= Aim =
Please retype the data in full and exactly; the pictures are not part of the copy.

= Input for this task =
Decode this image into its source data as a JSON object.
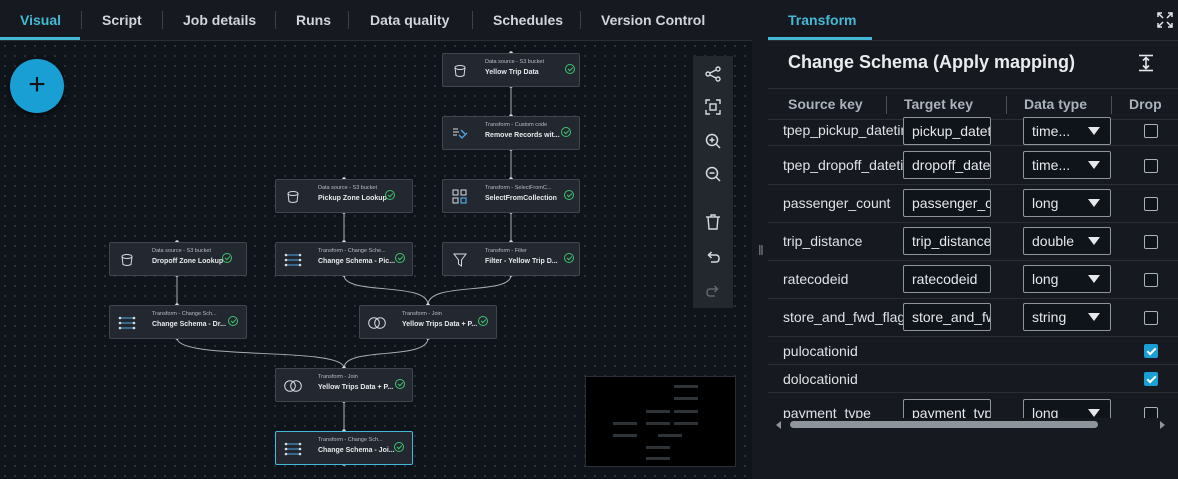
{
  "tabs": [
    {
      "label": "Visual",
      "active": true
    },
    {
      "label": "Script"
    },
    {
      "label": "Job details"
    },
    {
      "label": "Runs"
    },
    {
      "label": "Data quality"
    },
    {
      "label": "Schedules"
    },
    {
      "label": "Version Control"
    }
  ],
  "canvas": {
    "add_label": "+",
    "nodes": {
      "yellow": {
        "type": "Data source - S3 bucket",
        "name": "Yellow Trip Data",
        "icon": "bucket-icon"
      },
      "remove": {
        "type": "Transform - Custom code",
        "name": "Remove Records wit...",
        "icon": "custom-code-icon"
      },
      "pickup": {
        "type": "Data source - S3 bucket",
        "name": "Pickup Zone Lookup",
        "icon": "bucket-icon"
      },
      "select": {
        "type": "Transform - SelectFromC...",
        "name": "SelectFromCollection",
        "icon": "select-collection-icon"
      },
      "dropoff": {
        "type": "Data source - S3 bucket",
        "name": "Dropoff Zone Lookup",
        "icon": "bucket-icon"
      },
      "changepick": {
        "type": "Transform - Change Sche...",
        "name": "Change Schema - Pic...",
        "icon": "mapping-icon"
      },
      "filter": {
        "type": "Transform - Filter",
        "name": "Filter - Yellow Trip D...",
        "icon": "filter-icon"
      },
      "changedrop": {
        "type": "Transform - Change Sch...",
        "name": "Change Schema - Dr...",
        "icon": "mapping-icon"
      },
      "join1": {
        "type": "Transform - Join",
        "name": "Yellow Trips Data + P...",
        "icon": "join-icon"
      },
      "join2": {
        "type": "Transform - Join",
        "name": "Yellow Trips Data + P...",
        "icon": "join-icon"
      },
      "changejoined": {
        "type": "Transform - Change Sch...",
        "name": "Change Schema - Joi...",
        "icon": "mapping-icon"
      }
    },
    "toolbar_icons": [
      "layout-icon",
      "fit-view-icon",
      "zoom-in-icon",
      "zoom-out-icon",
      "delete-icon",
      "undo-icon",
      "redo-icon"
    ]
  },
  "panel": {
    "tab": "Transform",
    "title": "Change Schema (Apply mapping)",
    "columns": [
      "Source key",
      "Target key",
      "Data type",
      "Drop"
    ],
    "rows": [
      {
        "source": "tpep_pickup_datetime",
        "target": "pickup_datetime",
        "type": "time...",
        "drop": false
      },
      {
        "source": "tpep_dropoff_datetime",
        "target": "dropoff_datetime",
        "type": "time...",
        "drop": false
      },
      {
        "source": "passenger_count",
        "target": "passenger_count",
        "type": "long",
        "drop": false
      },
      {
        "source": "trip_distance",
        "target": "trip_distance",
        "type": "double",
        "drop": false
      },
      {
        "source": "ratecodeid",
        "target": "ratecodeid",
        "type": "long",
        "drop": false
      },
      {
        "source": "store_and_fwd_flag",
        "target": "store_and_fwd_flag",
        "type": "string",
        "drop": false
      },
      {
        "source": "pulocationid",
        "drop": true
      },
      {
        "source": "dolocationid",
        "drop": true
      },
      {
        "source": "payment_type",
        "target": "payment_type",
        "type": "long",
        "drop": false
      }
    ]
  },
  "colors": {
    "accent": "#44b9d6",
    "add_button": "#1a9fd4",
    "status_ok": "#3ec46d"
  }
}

= Response to this exercise =
Decode this image into its source data as a JSON object.
{
  "tabs": [
    {
      "label": "Visual",
      "active": true
    },
    {
      "label": "Script"
    },
    {
      "label": "Job details"
    },
    {
      "label": "Runs"
    },
    {
      "label": "Data quality"
    },
    {
      "label": "Schedules"
    },
    {
      "label": "Version Control"
    }
  ],
  "canvas": {
    "add_label": "+",
    "nodes": {
      "yellow": {
        "type": "Data source - S3 bucket",
        "name": "Yellow Trip Data",
        "icon": "bucket-icon"
      },
      "remove": {
        "type": "Transform - Custom code",
        "name": "Remove Records wit...",
        "icon": "custom-code-icon"
      },
      "pickup": {
        "type": "Data source - S3 bucket",
        "name": "Pickup Zone Lookup",
        "icon": "bucket-icon"
      },
      "select": {
        "type": "Transform - SelectFromC...",
        "name": "SelectFromCollection",
        "icon": "select-collection-icon"
      },
      "dropoff": {
        "type": "Data source - S3 bucket",
        "name": "Dropoff Zone Lookup",
        "icon": "bucket-icon"
      },
      "changepick": {
        "type": "Transform - Change Sche...",
        "name": "Change Schema - Pic...",
        "icon": "mapping-icon"
      },
      "filter": {
        "type": "Transform - Filter",
        "name": "Filter - Yellow Trip D...",
        "icon": "filter-icon"
      },
      "changedrop": {
        "type": "Transform - Change Sch...",
        "name": "Change Schema - Dr...",
        "icon": "mapping-icon"
      },
      "join1": {
        "type": "Transform - Join",
        "name": "Yellow Trips Data + P...",
        "icon": "join-icon"
      },
      "join2": {
        "type": "Transform - Join",
        "name": "Yellow Trips Data + P...",
        "icon": "join-icon"
      },
      "changejoined": {
        "type": "Transform - Change Sch...",
        "name": "Change Schema - Joi...",
        "icon": "mapping-icon"
      }
    },
    "toolbar_icons": [
      "layout-icon",
      "fit-view-icon",
      "zoom-in-icon",
      "zoom-out-icon",
      "delete-icon",
      "undo-icon",
      "redo-icon"
    ]
  },
  "panel": {
    "tab": "Transform",
    "title": "Change Schema (Apply mapping)",
    "columns": [
      "Source key",
      "Target key",
      "Data type",
      "Drop"
    ],
    "rows": [
      {
        "source": "tpep_pickup_datetime",
        "target": "pickup_datetime",
        "type": "time...",
        "drop": false
      },
      {
        "source": "tpep_dropoff_datetime",
        "target": "dropoff_datetime",
        "type": "time...",
        "drop": false
      },
      {
        "source": "passenger_count",
        "target": "passenger_count",
        "type": "long",
        "drop": false
      },
      {
        "source": "trip_distance",
        "target": "trip_distance",
        "type": "double",
        "drop": false
      },
      {
        "source": "ratecodeid",
        "target": "ratecodeid",
        "type": "long",
        "drop": false
      },
      {
        "source": "store_and_fwd_flag",
        "target": "store_and_fwd_flag",
        "type": "string",
        "drop": false
      },
      {
        "source": "pulocationid",
        "drop": true
      },
      {
        "source": "dolocationid",
        "drop": true
      },
      {
        "source": "payment_type",
        "target": "payment_type",
        "type": "long",
        "drop": false
      }
    ]
  },
  "colors": {
    "accent": "#44b9d6",
    "add_button": "#1a9fd4",
    "status_ok": "#3ec46d"
  }
}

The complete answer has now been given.